Records from a dataset
------------------------------------------------------------

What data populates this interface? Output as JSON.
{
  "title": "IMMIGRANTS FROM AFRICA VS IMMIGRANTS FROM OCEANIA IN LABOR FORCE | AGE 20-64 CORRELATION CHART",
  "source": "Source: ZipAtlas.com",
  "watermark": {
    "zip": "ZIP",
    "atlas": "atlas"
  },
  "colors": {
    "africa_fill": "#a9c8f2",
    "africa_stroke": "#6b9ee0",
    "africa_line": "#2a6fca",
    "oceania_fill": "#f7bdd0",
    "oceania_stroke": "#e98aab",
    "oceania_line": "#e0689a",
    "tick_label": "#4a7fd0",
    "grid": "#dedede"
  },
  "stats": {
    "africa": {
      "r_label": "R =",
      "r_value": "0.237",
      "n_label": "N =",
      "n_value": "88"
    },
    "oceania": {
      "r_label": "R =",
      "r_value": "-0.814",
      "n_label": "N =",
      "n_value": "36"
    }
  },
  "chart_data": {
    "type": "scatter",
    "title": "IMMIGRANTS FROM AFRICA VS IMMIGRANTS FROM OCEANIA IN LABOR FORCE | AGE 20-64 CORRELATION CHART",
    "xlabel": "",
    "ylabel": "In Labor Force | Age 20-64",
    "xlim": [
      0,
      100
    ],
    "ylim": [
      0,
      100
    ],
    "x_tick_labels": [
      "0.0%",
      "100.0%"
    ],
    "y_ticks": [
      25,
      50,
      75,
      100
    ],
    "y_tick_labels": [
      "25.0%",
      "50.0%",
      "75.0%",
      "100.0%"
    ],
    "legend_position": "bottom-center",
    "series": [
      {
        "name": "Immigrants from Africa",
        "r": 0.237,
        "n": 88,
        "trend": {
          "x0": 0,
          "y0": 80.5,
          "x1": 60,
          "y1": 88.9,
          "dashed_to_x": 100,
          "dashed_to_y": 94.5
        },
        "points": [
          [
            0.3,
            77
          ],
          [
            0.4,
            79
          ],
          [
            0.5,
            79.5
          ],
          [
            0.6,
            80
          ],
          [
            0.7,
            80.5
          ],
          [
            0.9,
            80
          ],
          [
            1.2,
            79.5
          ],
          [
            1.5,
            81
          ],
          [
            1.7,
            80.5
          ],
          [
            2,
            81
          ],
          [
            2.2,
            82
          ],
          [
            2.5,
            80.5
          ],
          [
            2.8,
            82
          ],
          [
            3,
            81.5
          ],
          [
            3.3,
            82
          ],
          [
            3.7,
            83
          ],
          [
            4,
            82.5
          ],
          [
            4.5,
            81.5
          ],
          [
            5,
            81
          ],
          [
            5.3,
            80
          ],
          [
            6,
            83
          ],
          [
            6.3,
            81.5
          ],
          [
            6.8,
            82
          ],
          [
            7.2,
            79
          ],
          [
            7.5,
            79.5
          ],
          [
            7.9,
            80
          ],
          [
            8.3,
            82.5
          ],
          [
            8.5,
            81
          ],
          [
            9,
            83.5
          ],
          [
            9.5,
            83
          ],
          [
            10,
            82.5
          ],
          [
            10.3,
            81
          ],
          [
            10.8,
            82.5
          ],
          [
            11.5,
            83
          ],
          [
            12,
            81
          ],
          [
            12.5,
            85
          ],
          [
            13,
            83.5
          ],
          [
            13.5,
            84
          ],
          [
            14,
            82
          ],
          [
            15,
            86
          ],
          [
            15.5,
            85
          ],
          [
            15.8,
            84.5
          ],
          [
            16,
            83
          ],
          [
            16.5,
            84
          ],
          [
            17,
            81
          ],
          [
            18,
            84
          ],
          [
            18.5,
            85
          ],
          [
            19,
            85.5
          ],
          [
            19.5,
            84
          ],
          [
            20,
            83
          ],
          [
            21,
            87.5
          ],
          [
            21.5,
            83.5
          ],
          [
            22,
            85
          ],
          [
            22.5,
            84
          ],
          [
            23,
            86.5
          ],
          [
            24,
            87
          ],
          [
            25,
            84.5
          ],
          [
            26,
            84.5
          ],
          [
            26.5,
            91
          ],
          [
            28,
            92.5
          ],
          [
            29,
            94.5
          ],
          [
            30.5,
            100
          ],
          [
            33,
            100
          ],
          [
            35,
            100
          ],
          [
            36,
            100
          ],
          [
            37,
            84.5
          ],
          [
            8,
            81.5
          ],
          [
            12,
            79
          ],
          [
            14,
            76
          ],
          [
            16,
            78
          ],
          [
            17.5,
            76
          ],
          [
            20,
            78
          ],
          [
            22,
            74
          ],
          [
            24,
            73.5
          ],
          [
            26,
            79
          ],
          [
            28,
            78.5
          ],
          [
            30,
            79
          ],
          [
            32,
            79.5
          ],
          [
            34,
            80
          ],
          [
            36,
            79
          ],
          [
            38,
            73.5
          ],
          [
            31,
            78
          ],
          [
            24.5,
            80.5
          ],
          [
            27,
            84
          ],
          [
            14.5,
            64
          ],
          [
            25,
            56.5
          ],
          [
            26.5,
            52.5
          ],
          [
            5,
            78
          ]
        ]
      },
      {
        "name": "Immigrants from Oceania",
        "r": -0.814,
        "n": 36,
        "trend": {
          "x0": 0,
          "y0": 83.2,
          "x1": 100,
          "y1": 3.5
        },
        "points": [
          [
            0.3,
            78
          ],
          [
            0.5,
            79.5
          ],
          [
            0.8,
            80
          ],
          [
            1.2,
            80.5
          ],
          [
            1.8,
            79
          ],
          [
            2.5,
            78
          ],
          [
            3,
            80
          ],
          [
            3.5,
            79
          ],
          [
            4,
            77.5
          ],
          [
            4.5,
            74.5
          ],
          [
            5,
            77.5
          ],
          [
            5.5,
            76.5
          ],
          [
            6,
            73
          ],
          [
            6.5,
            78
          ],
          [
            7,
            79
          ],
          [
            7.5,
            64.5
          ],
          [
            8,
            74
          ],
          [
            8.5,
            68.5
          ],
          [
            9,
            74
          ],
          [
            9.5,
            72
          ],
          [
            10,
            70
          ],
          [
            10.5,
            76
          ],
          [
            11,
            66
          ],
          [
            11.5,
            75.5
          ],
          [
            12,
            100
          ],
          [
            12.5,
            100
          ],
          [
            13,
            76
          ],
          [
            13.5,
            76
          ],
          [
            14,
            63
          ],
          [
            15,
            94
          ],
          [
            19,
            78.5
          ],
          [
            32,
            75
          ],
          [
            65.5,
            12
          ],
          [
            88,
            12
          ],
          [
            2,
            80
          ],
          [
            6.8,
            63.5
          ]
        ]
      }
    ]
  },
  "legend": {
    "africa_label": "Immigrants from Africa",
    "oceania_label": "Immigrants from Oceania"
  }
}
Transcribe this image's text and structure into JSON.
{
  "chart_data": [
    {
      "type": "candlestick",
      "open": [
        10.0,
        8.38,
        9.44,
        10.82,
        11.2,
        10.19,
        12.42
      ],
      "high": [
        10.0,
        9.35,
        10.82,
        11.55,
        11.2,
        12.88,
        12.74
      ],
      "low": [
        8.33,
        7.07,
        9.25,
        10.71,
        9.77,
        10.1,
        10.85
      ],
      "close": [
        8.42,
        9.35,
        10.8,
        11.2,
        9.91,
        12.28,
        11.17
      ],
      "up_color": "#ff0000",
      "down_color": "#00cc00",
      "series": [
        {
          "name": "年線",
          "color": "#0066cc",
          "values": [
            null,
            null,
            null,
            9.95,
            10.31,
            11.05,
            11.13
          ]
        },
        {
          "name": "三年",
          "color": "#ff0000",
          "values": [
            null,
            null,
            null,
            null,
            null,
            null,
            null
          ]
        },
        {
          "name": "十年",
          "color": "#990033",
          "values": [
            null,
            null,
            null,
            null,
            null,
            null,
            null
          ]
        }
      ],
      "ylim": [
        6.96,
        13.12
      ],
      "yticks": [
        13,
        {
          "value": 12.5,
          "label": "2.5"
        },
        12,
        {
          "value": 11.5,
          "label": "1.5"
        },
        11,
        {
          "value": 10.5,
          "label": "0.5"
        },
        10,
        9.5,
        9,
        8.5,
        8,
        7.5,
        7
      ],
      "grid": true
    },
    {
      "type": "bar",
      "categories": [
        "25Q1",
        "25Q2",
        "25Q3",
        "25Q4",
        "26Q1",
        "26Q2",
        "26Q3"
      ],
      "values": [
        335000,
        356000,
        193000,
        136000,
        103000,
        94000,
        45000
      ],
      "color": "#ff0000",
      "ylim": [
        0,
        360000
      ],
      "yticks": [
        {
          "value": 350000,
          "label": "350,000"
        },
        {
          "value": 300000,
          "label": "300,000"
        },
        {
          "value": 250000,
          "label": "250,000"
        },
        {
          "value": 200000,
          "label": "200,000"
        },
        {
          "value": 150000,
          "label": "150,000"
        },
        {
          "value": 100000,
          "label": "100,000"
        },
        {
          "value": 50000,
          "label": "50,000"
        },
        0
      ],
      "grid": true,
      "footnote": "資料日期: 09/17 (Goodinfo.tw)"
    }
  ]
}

------------------------------------------------------------

» BRIEF:
Give the count of lines in the records that contain "type", and no other text.

» TASK OUTPUT:
3